[start]
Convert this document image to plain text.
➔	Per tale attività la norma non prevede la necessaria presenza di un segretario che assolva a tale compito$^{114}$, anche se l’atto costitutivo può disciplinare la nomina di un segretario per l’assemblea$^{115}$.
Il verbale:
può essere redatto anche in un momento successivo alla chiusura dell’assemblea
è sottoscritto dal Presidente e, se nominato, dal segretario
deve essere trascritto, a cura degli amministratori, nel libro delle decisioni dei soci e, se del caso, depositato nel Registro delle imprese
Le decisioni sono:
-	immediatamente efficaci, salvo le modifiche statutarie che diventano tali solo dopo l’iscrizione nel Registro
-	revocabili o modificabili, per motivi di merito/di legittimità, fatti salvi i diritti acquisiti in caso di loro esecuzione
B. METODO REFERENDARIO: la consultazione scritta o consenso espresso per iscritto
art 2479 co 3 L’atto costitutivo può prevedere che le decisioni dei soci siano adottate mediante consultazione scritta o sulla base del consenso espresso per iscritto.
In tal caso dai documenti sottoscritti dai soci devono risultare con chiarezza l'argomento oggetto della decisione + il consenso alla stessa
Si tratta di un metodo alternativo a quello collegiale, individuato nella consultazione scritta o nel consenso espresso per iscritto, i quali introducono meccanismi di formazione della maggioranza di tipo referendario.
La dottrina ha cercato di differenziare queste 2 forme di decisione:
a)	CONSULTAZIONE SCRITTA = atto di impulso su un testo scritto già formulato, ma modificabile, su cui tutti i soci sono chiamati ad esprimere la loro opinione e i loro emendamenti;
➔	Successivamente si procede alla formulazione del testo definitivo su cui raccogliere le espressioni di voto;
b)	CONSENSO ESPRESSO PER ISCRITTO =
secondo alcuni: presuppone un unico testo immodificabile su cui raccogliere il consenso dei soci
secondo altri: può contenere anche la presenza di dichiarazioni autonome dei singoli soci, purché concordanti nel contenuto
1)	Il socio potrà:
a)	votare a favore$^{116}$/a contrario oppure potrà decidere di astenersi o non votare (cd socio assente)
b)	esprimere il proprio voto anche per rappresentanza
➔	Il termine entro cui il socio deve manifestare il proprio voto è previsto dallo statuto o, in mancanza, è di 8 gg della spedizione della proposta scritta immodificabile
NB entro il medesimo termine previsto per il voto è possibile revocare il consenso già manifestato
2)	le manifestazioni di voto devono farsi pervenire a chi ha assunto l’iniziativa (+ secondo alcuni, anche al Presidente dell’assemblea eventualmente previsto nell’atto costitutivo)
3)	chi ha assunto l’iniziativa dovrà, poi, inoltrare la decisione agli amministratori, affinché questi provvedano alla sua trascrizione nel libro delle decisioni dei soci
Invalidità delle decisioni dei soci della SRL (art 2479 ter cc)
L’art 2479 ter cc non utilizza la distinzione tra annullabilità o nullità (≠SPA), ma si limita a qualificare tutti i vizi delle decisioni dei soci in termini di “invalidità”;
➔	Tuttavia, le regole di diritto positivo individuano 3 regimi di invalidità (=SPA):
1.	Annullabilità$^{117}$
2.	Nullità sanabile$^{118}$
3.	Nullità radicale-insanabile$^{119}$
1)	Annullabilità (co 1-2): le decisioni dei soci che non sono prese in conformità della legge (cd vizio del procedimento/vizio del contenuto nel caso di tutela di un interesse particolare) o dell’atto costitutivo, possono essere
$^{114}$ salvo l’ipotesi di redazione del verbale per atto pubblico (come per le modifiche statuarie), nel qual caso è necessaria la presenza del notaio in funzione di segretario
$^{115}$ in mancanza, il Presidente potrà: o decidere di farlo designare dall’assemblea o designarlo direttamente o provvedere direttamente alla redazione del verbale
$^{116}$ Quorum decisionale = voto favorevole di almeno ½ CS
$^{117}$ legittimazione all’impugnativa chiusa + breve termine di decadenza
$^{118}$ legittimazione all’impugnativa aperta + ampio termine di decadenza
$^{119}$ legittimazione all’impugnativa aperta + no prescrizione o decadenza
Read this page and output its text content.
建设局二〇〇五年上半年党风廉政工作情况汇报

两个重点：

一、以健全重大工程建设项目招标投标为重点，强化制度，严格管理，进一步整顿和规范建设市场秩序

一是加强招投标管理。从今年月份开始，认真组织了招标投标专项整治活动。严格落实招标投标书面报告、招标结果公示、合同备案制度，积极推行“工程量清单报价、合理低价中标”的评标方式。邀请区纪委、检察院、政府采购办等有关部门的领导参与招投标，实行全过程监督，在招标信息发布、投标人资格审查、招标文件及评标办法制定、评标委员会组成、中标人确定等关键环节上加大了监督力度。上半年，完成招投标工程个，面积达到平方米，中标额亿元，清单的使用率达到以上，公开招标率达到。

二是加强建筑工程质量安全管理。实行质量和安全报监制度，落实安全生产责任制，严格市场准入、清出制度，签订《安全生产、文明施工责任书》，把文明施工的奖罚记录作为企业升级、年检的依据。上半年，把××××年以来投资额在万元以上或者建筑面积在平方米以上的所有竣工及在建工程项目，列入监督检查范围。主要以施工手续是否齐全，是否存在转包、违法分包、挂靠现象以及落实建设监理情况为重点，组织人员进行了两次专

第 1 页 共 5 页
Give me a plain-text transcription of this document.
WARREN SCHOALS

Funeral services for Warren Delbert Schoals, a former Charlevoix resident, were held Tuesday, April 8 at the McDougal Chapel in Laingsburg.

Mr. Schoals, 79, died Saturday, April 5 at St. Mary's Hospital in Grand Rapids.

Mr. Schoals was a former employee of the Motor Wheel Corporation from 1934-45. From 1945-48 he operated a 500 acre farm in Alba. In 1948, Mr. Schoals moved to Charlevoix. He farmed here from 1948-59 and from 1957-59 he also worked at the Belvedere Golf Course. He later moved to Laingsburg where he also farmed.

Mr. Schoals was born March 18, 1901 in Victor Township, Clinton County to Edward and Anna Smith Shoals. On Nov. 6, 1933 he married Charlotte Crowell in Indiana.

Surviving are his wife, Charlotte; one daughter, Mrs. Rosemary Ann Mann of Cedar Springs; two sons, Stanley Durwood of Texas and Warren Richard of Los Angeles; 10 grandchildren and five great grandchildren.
[end]
Copy out each line in the preceding records that contains "decisione".

In tal caso dai documenti sottoscritti dai soci devono risultare con chiarezza l'argomento oggetto della decisione + il consenso alla stessa
La dottrina ha cercato di differenziare queste 2 forme di decisione:
3)	chi ha assunto l’iniziativa dovrà, poi, inoltrare la decisione agli amministratori, affinché questi provvedano alla sua trascrizione nel libro delle decisioni dei soci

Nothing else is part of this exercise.